Task to complete:
Give the count of lines in the data that include "notification", with no other words.

Data shown:

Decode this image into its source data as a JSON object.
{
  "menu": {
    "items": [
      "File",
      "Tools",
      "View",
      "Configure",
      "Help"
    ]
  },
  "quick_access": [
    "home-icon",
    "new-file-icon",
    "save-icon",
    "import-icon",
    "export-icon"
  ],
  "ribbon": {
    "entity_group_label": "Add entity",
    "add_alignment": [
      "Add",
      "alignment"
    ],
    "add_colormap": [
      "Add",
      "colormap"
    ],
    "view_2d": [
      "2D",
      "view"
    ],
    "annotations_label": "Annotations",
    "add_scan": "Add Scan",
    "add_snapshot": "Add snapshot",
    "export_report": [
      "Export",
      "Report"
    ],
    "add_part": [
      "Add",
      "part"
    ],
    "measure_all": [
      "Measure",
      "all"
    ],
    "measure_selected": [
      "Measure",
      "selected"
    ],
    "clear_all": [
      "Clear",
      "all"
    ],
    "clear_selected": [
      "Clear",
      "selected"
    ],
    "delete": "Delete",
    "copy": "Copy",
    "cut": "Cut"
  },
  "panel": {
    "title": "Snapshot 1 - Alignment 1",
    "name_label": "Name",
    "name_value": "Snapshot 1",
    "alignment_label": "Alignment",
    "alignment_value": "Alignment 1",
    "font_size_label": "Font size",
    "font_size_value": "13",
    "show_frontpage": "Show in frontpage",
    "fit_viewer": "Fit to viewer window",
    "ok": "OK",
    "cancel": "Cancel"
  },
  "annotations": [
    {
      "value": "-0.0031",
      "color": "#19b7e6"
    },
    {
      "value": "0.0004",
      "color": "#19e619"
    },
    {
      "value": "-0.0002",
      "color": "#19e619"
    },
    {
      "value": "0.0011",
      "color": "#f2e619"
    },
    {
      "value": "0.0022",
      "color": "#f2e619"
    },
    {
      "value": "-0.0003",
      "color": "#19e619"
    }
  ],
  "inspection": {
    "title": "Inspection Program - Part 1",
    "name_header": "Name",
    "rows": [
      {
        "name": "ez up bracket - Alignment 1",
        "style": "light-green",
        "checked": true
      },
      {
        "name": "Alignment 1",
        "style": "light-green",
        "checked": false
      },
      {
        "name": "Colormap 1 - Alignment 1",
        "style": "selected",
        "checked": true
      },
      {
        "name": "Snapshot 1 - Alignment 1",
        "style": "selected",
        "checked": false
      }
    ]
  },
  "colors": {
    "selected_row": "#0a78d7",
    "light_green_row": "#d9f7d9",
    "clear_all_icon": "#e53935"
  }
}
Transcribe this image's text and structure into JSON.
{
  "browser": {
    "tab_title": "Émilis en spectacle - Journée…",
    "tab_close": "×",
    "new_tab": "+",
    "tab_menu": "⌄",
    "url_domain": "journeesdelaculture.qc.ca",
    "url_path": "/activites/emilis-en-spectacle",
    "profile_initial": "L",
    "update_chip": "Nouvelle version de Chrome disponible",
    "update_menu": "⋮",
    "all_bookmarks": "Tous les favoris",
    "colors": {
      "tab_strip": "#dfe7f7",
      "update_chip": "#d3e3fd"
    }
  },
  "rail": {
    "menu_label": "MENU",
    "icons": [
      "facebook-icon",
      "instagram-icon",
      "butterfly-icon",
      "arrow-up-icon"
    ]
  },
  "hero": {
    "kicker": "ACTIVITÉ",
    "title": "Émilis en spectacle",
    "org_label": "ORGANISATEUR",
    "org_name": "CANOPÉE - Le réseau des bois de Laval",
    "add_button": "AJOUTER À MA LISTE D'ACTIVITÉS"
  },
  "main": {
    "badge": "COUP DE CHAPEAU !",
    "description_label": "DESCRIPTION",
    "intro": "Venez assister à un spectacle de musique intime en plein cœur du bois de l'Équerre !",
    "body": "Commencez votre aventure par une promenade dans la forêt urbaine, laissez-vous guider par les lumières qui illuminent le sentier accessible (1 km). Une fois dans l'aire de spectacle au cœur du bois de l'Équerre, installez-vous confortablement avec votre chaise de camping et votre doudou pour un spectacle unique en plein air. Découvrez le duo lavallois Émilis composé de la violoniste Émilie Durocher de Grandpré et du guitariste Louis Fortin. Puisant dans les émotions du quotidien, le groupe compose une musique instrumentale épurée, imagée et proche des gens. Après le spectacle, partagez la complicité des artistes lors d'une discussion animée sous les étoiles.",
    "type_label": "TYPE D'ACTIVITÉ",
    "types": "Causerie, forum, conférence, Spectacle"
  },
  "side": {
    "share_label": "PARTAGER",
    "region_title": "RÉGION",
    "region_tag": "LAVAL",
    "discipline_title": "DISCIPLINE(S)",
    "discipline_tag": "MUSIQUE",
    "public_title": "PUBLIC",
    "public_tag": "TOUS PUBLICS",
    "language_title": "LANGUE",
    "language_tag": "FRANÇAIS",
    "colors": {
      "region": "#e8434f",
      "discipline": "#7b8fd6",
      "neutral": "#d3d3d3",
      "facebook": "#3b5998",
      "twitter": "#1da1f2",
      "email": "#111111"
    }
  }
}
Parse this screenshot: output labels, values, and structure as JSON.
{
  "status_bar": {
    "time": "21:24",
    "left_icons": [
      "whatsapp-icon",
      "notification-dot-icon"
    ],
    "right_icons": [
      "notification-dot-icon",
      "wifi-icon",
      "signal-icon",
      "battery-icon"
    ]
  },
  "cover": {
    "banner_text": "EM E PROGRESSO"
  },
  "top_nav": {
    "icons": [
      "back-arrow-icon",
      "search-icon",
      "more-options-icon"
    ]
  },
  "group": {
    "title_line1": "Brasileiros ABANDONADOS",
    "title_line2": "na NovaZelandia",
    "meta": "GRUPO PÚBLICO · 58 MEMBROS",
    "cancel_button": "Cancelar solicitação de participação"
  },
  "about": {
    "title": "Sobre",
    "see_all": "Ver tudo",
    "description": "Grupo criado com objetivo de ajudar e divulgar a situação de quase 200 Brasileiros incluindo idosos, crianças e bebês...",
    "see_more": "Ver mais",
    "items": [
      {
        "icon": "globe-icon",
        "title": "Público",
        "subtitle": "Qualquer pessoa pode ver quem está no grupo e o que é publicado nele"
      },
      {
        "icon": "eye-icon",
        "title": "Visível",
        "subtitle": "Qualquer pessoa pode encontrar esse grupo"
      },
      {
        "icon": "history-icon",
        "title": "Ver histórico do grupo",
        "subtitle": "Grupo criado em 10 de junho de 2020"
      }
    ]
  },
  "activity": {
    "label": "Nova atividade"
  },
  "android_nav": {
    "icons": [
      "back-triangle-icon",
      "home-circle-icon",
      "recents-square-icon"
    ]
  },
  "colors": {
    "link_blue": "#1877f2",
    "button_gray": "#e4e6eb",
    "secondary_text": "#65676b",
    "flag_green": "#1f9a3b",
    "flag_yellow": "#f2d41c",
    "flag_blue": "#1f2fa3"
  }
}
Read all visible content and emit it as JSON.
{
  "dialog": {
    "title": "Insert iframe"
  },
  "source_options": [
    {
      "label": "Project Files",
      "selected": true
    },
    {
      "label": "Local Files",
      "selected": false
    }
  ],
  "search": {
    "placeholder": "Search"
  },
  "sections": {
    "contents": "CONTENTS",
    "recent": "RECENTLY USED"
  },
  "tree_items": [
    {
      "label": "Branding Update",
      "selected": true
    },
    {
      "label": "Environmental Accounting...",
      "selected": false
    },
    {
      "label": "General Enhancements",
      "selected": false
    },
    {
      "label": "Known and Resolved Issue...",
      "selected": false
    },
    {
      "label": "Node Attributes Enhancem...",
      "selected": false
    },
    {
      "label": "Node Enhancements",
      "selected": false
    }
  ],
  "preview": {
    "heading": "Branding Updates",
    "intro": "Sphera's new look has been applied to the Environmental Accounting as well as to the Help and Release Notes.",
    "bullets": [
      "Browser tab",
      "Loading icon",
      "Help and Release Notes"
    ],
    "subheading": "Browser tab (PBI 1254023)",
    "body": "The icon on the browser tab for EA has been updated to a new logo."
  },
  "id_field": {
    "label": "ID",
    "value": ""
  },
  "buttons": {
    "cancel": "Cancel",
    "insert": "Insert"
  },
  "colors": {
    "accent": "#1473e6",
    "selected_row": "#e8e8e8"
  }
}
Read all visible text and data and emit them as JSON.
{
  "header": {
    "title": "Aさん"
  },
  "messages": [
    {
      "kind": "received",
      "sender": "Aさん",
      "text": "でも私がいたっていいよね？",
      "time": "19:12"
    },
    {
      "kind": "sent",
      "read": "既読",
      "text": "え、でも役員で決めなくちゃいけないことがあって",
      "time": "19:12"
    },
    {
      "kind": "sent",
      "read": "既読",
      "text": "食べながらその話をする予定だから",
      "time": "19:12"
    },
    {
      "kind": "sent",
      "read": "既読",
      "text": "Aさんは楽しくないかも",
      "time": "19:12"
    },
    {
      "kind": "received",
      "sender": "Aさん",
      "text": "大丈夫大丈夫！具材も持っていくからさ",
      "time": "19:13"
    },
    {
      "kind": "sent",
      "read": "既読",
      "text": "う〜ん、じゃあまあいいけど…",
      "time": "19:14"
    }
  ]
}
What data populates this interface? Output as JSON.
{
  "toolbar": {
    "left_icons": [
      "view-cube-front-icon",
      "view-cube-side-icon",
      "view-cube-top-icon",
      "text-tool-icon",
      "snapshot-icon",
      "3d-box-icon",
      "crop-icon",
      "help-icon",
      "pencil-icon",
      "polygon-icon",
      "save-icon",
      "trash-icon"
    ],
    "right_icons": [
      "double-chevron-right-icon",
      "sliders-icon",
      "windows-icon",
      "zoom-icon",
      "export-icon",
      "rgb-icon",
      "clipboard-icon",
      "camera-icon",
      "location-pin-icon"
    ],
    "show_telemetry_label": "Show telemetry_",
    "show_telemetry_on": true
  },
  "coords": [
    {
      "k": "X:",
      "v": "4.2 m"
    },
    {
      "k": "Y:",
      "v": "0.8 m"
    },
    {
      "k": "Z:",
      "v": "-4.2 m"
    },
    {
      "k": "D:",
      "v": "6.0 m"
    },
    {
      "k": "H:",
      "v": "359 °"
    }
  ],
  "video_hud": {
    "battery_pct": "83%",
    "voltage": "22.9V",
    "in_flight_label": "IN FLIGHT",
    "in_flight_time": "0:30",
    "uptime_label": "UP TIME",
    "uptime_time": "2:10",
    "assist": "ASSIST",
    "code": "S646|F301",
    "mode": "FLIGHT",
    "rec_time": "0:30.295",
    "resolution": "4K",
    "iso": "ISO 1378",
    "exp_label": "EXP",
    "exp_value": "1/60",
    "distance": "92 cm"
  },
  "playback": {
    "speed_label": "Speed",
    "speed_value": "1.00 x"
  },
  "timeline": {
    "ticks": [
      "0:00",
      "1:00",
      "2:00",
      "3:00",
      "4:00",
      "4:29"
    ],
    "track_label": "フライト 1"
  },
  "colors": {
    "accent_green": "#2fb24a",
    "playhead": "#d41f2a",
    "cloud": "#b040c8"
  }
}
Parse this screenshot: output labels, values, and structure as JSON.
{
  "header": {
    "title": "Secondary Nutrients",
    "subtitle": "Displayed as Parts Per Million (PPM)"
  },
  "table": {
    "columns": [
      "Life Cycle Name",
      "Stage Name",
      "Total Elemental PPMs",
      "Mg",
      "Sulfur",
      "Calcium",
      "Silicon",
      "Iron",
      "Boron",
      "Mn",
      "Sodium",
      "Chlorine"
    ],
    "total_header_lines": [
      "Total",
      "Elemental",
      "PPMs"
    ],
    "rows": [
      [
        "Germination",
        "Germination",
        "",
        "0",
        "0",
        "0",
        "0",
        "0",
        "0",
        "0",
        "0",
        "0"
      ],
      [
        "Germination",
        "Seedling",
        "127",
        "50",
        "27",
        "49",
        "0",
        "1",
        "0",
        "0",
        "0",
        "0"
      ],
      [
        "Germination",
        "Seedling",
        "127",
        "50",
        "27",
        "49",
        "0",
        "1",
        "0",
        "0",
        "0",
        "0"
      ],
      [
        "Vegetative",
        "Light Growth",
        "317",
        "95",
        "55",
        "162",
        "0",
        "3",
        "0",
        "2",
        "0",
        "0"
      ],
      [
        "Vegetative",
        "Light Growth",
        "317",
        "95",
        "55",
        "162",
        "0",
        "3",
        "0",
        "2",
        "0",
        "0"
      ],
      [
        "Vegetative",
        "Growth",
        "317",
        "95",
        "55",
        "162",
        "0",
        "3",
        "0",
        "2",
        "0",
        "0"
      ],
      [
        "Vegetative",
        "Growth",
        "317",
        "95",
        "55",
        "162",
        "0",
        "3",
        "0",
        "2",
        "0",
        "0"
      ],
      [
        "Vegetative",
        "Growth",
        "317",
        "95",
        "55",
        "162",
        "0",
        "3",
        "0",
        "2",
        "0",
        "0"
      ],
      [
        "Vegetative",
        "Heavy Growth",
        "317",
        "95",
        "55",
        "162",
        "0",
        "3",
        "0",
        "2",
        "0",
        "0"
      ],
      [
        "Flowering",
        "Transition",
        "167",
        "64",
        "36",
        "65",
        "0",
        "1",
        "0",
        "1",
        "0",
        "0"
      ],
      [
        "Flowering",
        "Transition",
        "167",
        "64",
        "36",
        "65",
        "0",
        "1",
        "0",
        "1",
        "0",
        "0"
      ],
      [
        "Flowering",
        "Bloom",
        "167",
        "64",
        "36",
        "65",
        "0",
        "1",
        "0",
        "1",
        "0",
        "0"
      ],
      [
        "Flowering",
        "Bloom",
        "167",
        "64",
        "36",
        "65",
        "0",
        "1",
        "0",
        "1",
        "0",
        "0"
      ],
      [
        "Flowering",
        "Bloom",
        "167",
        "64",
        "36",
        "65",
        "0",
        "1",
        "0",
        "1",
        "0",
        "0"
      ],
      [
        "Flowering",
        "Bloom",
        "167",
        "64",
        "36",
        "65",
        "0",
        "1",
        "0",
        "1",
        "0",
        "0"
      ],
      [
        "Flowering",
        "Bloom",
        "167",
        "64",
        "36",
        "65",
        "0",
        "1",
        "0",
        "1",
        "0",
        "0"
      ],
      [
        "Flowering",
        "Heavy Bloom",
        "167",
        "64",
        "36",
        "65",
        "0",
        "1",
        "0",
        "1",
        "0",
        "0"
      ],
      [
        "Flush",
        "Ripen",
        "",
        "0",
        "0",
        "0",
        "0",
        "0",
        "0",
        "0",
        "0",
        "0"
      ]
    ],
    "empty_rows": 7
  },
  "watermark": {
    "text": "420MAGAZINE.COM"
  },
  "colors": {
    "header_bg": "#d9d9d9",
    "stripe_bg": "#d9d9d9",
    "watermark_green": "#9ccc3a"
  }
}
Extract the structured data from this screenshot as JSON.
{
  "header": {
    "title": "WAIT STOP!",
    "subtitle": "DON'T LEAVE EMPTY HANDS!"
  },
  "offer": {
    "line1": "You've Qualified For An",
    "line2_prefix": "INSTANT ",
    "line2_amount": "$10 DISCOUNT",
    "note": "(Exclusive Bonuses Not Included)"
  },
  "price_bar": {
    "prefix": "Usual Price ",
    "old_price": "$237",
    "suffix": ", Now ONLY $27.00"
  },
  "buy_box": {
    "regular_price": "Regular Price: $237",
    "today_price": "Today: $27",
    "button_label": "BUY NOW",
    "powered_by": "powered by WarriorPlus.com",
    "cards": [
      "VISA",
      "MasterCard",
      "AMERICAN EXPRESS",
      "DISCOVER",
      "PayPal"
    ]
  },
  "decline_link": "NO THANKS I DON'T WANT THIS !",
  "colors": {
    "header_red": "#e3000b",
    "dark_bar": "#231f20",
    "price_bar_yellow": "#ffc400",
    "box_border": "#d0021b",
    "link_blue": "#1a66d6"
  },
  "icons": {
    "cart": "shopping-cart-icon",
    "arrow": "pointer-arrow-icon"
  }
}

Reply to the exercise:
2